Challenge:
Reproduce the records from their first line through the line containing "treatment team: ทำลายเชื้อโรคในคอกสัตว์ป่วยและสถานที่", swapping every "panel" for "section" and leaving everything else unchanged.

Records to process:
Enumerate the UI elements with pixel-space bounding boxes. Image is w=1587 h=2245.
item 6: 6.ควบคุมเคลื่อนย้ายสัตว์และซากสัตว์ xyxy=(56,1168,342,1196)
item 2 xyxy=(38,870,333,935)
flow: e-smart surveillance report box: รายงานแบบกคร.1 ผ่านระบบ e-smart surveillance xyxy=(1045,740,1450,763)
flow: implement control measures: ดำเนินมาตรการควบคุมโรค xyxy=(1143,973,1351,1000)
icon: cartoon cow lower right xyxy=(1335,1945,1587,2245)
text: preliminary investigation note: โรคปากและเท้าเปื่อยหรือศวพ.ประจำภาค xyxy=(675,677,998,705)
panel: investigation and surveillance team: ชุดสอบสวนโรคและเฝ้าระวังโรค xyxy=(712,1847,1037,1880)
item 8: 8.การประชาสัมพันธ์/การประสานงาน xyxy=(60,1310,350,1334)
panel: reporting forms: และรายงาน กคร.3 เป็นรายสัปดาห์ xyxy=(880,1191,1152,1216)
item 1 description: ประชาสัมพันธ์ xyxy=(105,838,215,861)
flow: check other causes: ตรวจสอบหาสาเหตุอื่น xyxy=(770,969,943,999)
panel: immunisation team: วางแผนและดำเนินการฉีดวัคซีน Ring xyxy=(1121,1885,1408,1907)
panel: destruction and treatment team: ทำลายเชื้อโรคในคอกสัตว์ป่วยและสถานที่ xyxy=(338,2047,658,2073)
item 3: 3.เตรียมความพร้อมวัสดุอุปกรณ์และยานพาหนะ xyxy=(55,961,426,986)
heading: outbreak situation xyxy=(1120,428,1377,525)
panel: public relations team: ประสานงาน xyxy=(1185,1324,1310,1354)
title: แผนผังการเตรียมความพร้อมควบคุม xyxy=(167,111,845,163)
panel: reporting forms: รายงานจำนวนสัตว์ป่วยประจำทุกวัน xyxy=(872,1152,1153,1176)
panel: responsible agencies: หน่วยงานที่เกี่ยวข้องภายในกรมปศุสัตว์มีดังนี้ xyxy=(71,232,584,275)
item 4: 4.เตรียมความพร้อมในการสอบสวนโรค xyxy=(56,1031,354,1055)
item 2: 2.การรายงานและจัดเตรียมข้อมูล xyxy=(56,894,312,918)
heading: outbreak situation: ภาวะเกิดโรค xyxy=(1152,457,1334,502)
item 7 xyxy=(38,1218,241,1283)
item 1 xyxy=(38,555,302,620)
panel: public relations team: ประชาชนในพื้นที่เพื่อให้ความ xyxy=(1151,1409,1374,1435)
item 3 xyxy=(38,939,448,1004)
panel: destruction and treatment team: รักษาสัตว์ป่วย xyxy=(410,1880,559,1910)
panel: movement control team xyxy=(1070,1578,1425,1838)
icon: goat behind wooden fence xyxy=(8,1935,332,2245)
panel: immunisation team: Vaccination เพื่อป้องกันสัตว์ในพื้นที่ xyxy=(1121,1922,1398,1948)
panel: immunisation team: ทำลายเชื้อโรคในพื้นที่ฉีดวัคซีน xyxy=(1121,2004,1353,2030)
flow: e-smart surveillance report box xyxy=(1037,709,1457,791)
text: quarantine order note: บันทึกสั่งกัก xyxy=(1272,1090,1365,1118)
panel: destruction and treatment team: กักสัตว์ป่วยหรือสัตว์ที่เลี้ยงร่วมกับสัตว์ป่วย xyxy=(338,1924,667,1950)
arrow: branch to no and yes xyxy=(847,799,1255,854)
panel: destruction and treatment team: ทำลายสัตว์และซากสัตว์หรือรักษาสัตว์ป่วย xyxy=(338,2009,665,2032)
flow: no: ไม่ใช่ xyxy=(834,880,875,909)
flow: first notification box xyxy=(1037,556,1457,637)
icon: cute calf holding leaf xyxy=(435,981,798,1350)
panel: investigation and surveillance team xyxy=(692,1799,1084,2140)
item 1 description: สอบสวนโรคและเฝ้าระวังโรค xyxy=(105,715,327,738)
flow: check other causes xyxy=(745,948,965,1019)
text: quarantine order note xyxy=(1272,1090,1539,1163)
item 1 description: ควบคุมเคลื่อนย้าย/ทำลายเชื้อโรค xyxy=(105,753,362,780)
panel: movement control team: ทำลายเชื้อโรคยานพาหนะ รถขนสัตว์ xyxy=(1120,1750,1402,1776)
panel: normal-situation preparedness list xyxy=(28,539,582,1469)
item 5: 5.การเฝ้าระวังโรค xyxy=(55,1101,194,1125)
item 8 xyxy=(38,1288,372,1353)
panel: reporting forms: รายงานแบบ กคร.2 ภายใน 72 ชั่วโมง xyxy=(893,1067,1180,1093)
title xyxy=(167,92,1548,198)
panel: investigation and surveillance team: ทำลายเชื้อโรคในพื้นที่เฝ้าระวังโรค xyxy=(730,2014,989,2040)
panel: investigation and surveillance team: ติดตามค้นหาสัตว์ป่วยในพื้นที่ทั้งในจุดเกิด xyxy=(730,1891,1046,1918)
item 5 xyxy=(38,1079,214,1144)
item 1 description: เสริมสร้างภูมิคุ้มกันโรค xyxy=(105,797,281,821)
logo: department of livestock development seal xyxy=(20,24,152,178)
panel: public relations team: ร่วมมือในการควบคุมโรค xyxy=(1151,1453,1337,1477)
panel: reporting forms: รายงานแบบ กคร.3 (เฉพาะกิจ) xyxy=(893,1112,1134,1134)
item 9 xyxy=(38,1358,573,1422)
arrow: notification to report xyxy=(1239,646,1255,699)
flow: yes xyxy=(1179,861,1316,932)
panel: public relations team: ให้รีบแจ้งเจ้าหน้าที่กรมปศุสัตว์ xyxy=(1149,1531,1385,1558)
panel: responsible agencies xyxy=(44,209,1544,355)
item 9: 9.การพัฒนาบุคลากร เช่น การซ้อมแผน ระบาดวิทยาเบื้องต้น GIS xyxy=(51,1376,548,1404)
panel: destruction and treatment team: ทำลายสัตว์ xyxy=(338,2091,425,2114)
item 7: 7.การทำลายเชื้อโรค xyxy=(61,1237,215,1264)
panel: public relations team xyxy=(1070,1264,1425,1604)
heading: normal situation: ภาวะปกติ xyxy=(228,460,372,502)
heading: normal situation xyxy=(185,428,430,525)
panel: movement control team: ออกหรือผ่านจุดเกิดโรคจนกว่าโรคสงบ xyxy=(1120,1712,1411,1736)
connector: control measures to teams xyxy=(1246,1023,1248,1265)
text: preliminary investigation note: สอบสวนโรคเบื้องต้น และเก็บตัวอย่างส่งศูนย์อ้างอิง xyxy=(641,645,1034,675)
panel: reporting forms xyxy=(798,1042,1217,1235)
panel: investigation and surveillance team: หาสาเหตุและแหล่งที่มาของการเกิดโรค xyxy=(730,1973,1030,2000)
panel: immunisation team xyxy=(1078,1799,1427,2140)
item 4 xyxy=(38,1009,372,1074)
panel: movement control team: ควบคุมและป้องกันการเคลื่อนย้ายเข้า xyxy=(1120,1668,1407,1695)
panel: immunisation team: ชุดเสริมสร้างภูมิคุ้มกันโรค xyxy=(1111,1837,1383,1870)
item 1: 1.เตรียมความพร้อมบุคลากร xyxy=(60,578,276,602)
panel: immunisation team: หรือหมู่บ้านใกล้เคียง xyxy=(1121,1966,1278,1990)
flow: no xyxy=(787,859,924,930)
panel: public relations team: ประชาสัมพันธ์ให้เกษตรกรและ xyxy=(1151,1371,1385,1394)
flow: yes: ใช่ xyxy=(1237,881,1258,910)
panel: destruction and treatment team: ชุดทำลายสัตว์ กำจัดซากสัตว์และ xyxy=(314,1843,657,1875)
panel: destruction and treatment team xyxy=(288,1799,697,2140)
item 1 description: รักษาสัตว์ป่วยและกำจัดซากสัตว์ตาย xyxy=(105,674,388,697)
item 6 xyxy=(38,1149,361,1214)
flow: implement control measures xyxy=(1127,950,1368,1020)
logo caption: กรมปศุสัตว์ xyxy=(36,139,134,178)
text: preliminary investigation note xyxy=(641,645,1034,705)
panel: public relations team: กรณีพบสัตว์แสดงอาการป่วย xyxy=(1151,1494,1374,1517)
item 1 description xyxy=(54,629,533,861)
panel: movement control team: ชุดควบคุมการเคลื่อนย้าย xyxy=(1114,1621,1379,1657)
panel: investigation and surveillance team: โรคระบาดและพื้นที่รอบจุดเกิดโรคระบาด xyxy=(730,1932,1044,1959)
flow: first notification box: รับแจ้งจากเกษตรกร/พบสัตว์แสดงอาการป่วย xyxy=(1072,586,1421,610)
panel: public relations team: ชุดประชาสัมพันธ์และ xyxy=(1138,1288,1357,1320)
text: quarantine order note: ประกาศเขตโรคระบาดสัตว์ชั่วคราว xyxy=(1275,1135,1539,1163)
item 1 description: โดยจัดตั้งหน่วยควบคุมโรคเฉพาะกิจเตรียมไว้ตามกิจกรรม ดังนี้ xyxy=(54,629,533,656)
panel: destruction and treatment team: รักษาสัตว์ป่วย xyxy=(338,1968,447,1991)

Result below:
Enumerate the UI elements with pixel-space bounding boxes. Image is w=1587 h=2245.
item 6: 6.ควบคุมเคลื่อนย้ายสัตว์และซากสัตว์ xyxy=(56,1168,342,1196)
item 2 xyxy=(38,870,333,935)
flow: e-smart surveillance report box: รายงานแบบกคร.1 ผ่านระบบ e-smart surveillance xyxy=(1045,740,1450,763)
flow: implement control measures: ดำเนินมาตรการควบคุมโรค xyxy=(1143,973,1351,1000)
icon: cartoon cow lower right xyxy=(1335,1945,1587,2245)
text: preliminary investigation note: โรคปากและเท้าเปื่อยหรือศวพ.ประจำภาค xyxy=(675,677,998,705)
section: investigation and surveillance team: ชุดสอบสวนโรคและเฝ้าระวังโรค xyxy=(712,1847,1037,1880)
item 8: 8.การประชาสัมพันธ์/การประสานงาน xyxy=(60,1310,350,1334)
section: reporting forms: และรายงาน กคร.3 เป็นรายสัปดาห์ xyxy=(880,1191,1152,1216)
item 1 description: ประชาสัมพันธ์ xyxy=(105,838,215,861)
flow: check other causes: ตรวจสอบหาสาเหตุอื่น xyxy=(770,969,943,999)
section: immunisation team: วางแผนและดำเนินการฉีดวัคซีน Ring xyxy=(1121,1885,1408,1907)
section: destruction and treatment team: ทำลายเชื้อโรคในคอกสัตว์ป่วยและสถานที่ xyxy=(338,2047,658,2073)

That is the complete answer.